GIVEN REQUEST: Collect all lines below with the string "stack".

ITEMS:

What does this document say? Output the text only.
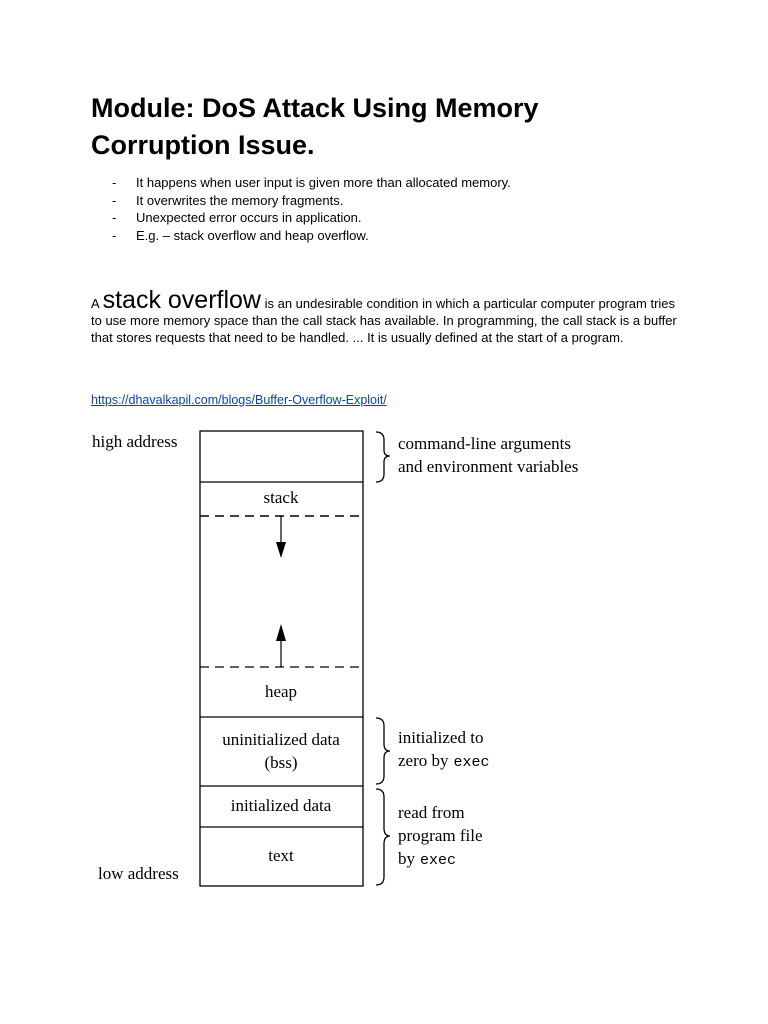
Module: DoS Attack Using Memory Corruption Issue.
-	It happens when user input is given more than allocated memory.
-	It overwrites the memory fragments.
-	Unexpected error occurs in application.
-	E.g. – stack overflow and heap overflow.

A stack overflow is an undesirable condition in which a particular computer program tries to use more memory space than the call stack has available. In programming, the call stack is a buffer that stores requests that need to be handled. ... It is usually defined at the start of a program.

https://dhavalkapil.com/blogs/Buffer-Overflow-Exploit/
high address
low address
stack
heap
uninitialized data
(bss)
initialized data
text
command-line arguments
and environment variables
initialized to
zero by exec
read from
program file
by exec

* * *

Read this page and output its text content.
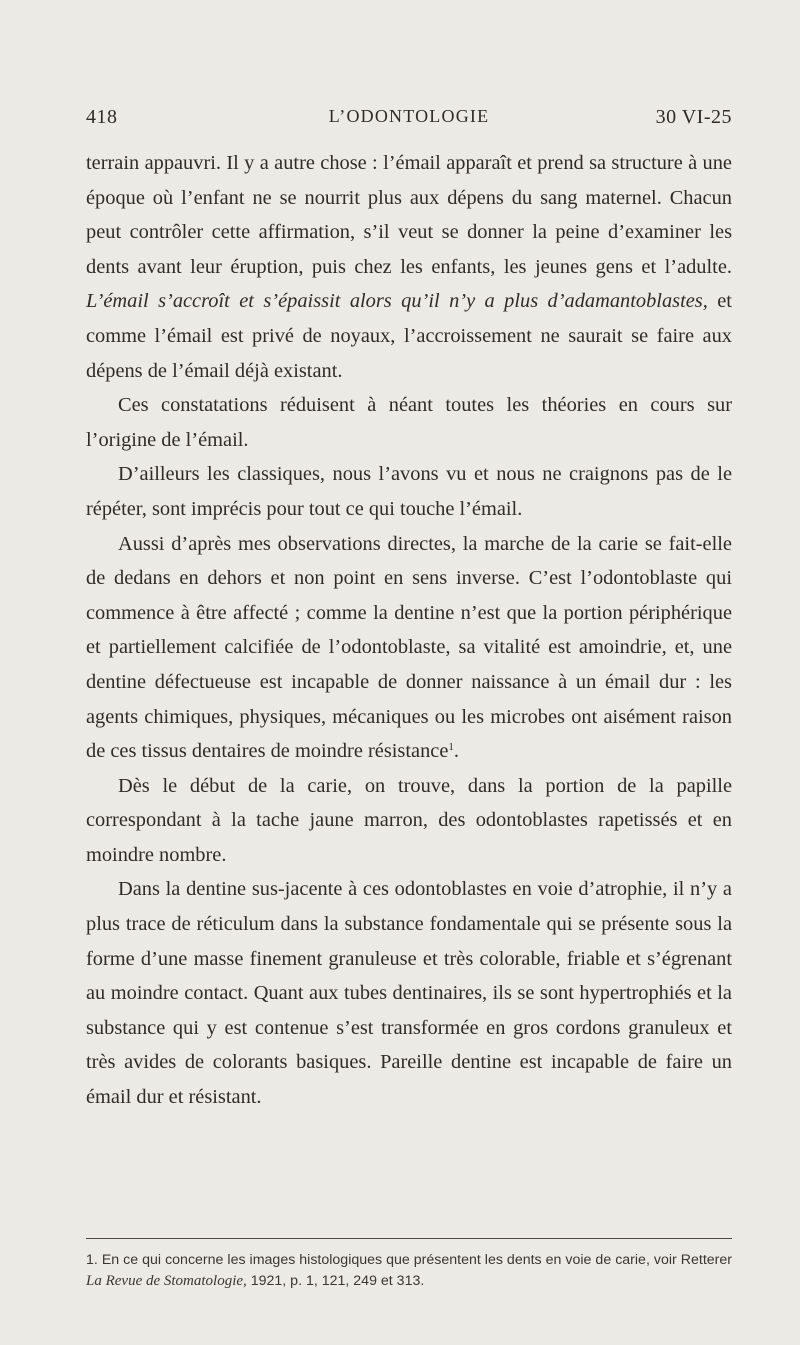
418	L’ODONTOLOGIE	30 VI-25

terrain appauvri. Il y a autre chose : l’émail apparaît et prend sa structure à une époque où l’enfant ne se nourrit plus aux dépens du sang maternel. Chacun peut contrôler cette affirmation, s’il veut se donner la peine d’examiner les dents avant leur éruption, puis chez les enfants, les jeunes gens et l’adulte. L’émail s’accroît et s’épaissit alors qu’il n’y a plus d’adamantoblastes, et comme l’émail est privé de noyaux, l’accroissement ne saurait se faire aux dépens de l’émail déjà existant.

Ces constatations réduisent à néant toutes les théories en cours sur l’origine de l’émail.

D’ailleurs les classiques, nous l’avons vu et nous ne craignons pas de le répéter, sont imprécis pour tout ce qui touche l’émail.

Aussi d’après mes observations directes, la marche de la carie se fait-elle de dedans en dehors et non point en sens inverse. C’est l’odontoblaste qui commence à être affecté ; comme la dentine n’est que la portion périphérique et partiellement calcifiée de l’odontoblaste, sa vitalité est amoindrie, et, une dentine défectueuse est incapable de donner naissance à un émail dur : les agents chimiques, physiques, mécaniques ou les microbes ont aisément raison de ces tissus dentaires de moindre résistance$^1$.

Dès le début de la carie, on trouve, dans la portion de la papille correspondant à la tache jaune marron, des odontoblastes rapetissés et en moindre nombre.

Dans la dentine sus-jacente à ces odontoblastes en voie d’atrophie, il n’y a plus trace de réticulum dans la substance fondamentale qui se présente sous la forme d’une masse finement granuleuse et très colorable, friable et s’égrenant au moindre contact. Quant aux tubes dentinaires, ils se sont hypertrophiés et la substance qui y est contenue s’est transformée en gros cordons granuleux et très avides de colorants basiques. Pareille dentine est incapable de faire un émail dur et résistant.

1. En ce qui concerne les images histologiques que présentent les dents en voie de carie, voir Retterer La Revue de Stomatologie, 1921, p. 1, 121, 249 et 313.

PROBLEM SOLUTION:
-	E.g. – stack overflow and heap overflow.
A stack overflow is an undesirable condition in which a particular computer program tries to use more memory space than the call stack has available. In programming, the call stack is a buffer that stores requests that need to be handled. ... It is usually defined at the start of a program.
stack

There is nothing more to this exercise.